→ Extrait à lire:
━━━━━━━━

Il s’attache à démontrer le rôle des grandes capitales dans la pleine valorisation de l’identité pan-créole.
Un peu d’histoire
En soi, l’affirmation d’une volonté pan-créole n’a rien de nouveau. En 1950 déjà, pour parler de la Martinique, le créoliste Gilbert Gratiant auteur de Fab Compè Zicaq (Désormeaux. 1976) affirmait sa volonté (son rêve !) de voir un jour « tous les créoles du Monde réunis ». Plus tard, à la suite de Gilbert Gratiant (qui n’a d’ailleurs jamais cessé d’être un militant pan-créole), la pan-créolité et les réflexions qu’elle soutient ont mobilisé de nombreux créolistes, engagés dans des études avisées en matière d’identité créole.
On peut citer Lambert Félix-Prudent comme l’un des principaux auteurs ayant redéfini cette notion. Dans Des baragouins à la langue antillaise, (Editions Caribéennes. 1980), il présente déjà un large panorama des langues créoles dans la sphère Caraïbe. Il publiait ensuite Anthologie de la nouvelle poésie créole (Editions Caribéennes. 1984), qui poursuivait sur la voie de la diversité, en analysant la langue créole de la Caraïbe à l’Océan Indien. Cet ouvrage annonçait une nouvelle perception de la créolité, considérée non plus dans un exclusif régional mais bien dans sa dimension internationale.
A la suite de Lambert Félix Prudent, beaucoup d’autres poursuivront dans la même voie, jusqu’à la reconnaissance de l’identité pan-créole comme un véritable acquis des identités créoles du Monde.
Au rang des éminences pan-créoles, on peut citer, toujours pour la Martinique, Jean Bernabé, Patrick Chamoiseau et Raphaël Confiant comme autres pionniers de la démarche vers la rencontre créole. Avec Eloge de la créolité (Gallimard. 1989), non seulement grâce à leur rayonnement d’auteur mais également grâce à la modernité des thèses créoles qu’ils défendaient, la créolité atteignait une dimension nouvelle, véritablement internationale. Cet espace qui s’offrait alors à elle n’a cessé d’être exploré et d’évoluer.
On ne saurait non plus taire l’immense contribution d’Edouard Glissant, notamment à travers ses concepts de Tout Monde ou encore de Créolisation ou de Relation. Et même si son rôle a été minimisé, on ne saurait non plus taire l’apport fondamental d’Aimé Césaire en matière de valorisation de l’identité créole, dans la revue « Tropiques », publié en Martinique sous le gouvernement de Vichy.

━━━━━━━━

→ Données fournies:
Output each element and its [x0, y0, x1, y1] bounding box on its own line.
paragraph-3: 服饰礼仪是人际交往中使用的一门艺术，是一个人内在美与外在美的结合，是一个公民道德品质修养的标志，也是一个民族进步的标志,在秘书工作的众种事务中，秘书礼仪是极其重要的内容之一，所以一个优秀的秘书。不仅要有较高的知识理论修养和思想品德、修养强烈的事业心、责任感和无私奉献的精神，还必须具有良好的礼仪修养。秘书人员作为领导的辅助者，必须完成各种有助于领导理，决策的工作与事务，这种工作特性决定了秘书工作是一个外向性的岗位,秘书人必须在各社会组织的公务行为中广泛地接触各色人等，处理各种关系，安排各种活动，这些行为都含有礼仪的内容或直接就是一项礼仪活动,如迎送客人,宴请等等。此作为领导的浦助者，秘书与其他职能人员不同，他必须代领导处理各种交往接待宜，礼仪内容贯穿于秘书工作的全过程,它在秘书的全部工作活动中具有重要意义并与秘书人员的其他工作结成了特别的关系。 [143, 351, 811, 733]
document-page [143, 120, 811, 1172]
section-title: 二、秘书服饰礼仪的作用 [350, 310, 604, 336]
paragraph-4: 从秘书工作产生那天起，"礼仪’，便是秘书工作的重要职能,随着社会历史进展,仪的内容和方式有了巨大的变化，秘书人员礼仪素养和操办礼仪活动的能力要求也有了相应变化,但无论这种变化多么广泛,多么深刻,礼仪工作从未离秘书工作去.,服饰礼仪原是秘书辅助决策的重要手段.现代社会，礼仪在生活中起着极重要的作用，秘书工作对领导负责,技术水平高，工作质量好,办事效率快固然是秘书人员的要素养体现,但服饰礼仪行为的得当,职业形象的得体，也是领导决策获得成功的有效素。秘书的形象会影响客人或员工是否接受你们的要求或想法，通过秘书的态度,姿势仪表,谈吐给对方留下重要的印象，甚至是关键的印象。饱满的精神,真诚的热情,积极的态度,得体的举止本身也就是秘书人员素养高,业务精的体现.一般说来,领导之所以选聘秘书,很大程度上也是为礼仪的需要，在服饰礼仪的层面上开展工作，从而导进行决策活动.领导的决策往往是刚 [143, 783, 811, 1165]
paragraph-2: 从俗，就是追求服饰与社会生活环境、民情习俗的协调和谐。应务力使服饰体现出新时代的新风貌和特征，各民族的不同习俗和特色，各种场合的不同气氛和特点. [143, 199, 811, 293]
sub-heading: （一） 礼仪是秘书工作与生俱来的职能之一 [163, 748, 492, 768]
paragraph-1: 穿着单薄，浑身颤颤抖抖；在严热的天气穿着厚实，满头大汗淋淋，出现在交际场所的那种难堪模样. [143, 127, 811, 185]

━━━━━━━━

→ Consigne 1: Restitue à l'identique chacune des lignes de toutes les entrées, sans rien y changer.
→ Consigne 2: Reprends le texte sur l'identité pan-créole à la suite de sa dernière phrase et poursuis-le.

→ Réponse 1:
Output each element and its [x0, y0, x1, y1] bounding box on its own line.
paragraph-3: 服饰礼仪是人际交往中使用的一门艺术，是一个人内在美与外在美的结合，是一个公民道德品质修养的标志，也是一个民族进步的标志,在秘书工作的众种事务中，秘书礼仪是极其重要的内容之一，所以一个优秀的秘书。不仅要有较高的知识理论修养和思想品德、修养强烈的事业心、责任感和无私奉献的精神，还必须具有良好的礼仪修养。秘书人员作为领导的辅助者，必须完成各种有助于领导理，决策的工作与事务，这种工作特性决定了秘书工作是一个外向性的岗位,秘书人必须在各社会组织的公务行为中广泛地接触各色人等，处理各种关系，安排各种活动，这些行为都含有礼仪的内容或直接就是一项礼仪活动,如迎送客人,宴请等等。此作为领导的浦助者，秘书与其他职能人员不同，他必须代领导处理各种交往接待宜，礼仪内容贯穿于秘书工作的全过程,它在秘书的全部工作活动中具有重要意义并与秘书人员的其他工作结成了特别的关系。 [143, 351, 811, 733]
document-page [143, 120, 811, 1172]
section-title: 二、秘书服饰礼仪的作用 [350, 310, 604, 336]
paragraph-4: 从秘书工作产生那天起，"礼仪’，便是秘书工作的重要职能,随着社会历史进展,仪的内容和方式有了巨大的变化，秘书人员礼仪素养和操办礼仪活动的能力要求也有了相应变化,但无论这种变化多么广泛,多么深刻,礼仪工作从未离秘书工作去.,服饰礼仪原是秘书辅助决策的重要手段.现代社会，礼仪在生活中起着极重要的作用，秘书工作对领导负责,技术水平高，工作质量好,办事效率快固然是秘书人员的要素养体现,但服饰礼仪行为的得当,职业形象的得体，也是领导决策获得成功的有效素。秘书的形象会影响客人或员工是否接受你们的要求或想法，通过秘书的态度,姿势仪表,谈吐给对方留下重要的印象，甚至是关键的印象。饱满的精神,真诚的热情,积极的态度,得体的举止本身也就是秘书人员素养高,业务精的体现.一般说来,领导之所以选聘秘书,很大程度上也是为礼仪的需要，在服饰礼仪的层面上开展工作，从而导进行决策活动.领导的决策往往是刚 [143, 783, 811, 1165]
paragraph-2: 从俗，就是追求服饰与社会生活环境、民情习俗的协调和谐。应务力使服饰体现出新时代的新风貌和特征，各民族的不同习俗和特色，各种场合的不同气氛和特点. [143, 199, 811, 293]
sub-heading: （一） 礼仪是秘书工作与生俱来的职能之一 [163, 748, 492, 768]
paragraph-1: 穿着单薄，浑身颤颤抖抖；在严热的天气穿着厚实，满头大汗淋淋，出现在交际场所的那种难堪模样. [143, 127, 811, 185]

→ Réponse 2:
A l’orée des années 90, avec le travail réalisé par des groupes engagés, comme au sein de Bannzil Kréyol, réunissant des créolistes du Monde, on a assisté à l’émergence d’une véritable dynamique, que l’on pourrait aisément assimilé à « un réveil identitaire créole ». Grâce à ce mouvement, dont les actions ont été concrètes et manifestes (Journée Internationale du Créole – Festivals créoles internationaux – Enseignement du créole, diffusion d’ouvrages en langues créoles, etc), l’identité pan-créole n’a cessé d’être une réalité constante.
Qu’est-ce que la pan-créolité ou créolité internationale ?
Quand on parle de pan-créolité ou de créolité internationale, il s’agit de définir une démarche globale, tendant à intégrer les différentes cultures créoles du Monde dans une dynamique de relation et de rapprochement, synonyme d’un vaste projet d’unification de ces identités et des traits spécifiques qui les caractérisent. Envisager toutes les identités créoles, réunies autour d’une identité unique ramifiée, rhizomique, avec un but commun, une volonté affirmée, c’est définir explicitement la notion de pan-créolité. Idéalement, il s’agirait de réaliser ou d’envisager une matrice singulière dans laquelle viendrait se fondre et se mêler les différentes cultures créoles : celles de la mer Caraïbe (Grandes et Petites Antilles : Haïti, Guadeloupe, Dominique, Martinique, Sainte-Lucie, Trinidad, etc), des Amériques (Guyane, Brésil, Colombie (Carthagène)), Etats-Unis (Nouvelle-Orléans), de l’Océan Indien (Réunion, Ile Maurice, Rodrigues, Seychelles, Madagascar…) et de leurs diasporas établies aux quatre coins du Monde.
Il nous semble pertinent également de préciser que les grandes capitales du Monde, notamment Paris, Londres, Montréal ou Sydney, pour citer celles qui aujourd’hui apparaissent comme les plus créolisées, représentent des lieux dynamiques pour l’élaboration et la pleine expression d’une volonté, d’une démarche ou d’un mouvement de rapprochement des identités créoles.
Le rôle des grandes capitales
Il est incontestable que les grands centres urbains, les grandes capitales, permettent, grâce à un pouvoir d’attraction qu’il serait vain de leur dénier, la rencontre des diverses communautés créoles du Monde. Alors peut-on se demander si Londres est aussi dynamique que Sydney, Paris ou Montréal ? Posant les interrogations en parallèle, il nous semble pertinent également de recenser les communautés créoles spécifiques qui composent ces différentes capitales ?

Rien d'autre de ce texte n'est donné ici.